■ **WHAT IS REQUIRED**
Count every line that holds the string "illetve", and report the number alone.

■ **LISTED RECORDS**
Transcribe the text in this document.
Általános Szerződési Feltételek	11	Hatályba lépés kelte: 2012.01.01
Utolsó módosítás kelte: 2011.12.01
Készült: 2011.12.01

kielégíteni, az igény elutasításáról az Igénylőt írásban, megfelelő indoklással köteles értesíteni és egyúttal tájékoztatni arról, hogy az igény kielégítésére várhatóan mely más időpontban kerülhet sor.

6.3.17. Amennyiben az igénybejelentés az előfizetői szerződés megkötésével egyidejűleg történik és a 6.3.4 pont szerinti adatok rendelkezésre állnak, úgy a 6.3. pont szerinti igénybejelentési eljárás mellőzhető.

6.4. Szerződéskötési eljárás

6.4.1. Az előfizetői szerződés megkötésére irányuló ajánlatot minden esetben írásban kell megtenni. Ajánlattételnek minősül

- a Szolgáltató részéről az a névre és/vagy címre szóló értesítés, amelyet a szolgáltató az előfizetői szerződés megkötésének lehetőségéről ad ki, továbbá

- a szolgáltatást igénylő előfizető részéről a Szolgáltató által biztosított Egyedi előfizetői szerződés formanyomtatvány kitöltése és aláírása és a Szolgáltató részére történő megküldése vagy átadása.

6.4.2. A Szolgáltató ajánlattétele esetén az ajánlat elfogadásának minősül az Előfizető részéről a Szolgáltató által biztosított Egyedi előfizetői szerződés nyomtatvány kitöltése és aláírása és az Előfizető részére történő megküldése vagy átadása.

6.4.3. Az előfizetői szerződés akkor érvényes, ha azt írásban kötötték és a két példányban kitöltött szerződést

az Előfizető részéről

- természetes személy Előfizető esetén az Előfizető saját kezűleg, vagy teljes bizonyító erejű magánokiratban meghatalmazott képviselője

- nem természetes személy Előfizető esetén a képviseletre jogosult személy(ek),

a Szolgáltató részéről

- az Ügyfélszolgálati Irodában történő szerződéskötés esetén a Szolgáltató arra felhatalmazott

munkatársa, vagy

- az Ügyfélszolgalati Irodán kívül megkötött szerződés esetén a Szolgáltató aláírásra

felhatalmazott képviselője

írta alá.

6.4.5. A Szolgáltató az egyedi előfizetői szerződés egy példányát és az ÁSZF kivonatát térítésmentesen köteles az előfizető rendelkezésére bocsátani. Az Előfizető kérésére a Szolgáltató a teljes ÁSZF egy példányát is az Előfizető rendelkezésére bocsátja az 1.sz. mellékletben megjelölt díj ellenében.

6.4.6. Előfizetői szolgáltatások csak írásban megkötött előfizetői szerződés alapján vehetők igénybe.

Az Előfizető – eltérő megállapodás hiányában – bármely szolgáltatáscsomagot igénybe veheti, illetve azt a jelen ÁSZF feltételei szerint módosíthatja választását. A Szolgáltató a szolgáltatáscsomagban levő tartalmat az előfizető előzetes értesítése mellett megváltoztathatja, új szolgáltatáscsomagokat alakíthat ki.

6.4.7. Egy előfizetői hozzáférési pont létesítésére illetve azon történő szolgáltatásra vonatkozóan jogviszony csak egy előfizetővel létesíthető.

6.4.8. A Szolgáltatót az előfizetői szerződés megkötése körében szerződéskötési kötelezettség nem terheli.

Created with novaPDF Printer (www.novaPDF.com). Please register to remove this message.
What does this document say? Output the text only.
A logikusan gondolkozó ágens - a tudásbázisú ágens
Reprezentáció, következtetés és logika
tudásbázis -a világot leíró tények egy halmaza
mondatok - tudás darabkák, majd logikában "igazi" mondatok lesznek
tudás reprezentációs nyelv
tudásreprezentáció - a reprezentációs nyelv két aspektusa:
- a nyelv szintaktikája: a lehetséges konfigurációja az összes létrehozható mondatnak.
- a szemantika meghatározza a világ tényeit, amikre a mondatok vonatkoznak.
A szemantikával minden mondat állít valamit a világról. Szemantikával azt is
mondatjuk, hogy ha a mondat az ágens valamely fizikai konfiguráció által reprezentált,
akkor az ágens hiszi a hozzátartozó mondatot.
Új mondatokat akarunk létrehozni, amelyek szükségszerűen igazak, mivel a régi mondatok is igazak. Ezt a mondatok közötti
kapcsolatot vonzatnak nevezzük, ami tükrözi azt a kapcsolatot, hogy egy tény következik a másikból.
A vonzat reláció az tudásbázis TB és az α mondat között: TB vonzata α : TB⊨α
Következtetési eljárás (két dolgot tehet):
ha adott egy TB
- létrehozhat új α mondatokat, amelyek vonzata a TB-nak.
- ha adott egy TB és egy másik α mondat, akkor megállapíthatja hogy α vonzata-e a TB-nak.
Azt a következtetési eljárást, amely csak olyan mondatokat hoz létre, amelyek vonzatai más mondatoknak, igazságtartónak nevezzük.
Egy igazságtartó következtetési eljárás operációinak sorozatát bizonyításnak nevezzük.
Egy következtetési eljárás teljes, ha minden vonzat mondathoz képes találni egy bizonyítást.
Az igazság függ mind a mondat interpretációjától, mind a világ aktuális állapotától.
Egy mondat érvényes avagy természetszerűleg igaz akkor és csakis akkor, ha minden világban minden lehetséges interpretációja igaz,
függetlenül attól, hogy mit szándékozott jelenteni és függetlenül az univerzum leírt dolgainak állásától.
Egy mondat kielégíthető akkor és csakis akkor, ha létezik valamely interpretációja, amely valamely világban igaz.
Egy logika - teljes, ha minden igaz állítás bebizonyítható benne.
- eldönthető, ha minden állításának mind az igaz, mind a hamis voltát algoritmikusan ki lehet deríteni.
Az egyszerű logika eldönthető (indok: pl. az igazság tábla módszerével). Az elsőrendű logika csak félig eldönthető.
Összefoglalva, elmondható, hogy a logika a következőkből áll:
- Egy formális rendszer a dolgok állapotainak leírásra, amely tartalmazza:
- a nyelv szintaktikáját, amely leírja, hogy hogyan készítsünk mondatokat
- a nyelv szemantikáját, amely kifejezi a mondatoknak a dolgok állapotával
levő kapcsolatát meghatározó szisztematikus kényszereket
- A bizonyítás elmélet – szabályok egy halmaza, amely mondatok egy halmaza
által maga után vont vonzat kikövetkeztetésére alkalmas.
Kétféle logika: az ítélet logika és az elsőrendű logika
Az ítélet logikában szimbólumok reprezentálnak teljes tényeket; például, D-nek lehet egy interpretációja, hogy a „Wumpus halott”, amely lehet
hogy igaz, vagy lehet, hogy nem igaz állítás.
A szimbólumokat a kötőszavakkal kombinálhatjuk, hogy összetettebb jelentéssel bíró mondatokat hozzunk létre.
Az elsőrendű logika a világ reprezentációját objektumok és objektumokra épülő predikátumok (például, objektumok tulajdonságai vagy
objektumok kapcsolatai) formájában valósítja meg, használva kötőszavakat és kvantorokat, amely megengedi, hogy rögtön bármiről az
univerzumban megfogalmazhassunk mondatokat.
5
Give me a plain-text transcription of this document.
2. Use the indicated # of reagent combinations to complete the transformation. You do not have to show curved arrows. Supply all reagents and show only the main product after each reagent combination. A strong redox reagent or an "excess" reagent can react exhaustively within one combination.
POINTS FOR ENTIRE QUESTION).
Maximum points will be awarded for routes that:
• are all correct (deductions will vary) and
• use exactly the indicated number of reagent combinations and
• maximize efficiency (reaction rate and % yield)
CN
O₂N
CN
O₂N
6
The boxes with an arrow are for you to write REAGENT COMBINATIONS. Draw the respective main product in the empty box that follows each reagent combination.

■ **COMPLETED EXERCISE**
2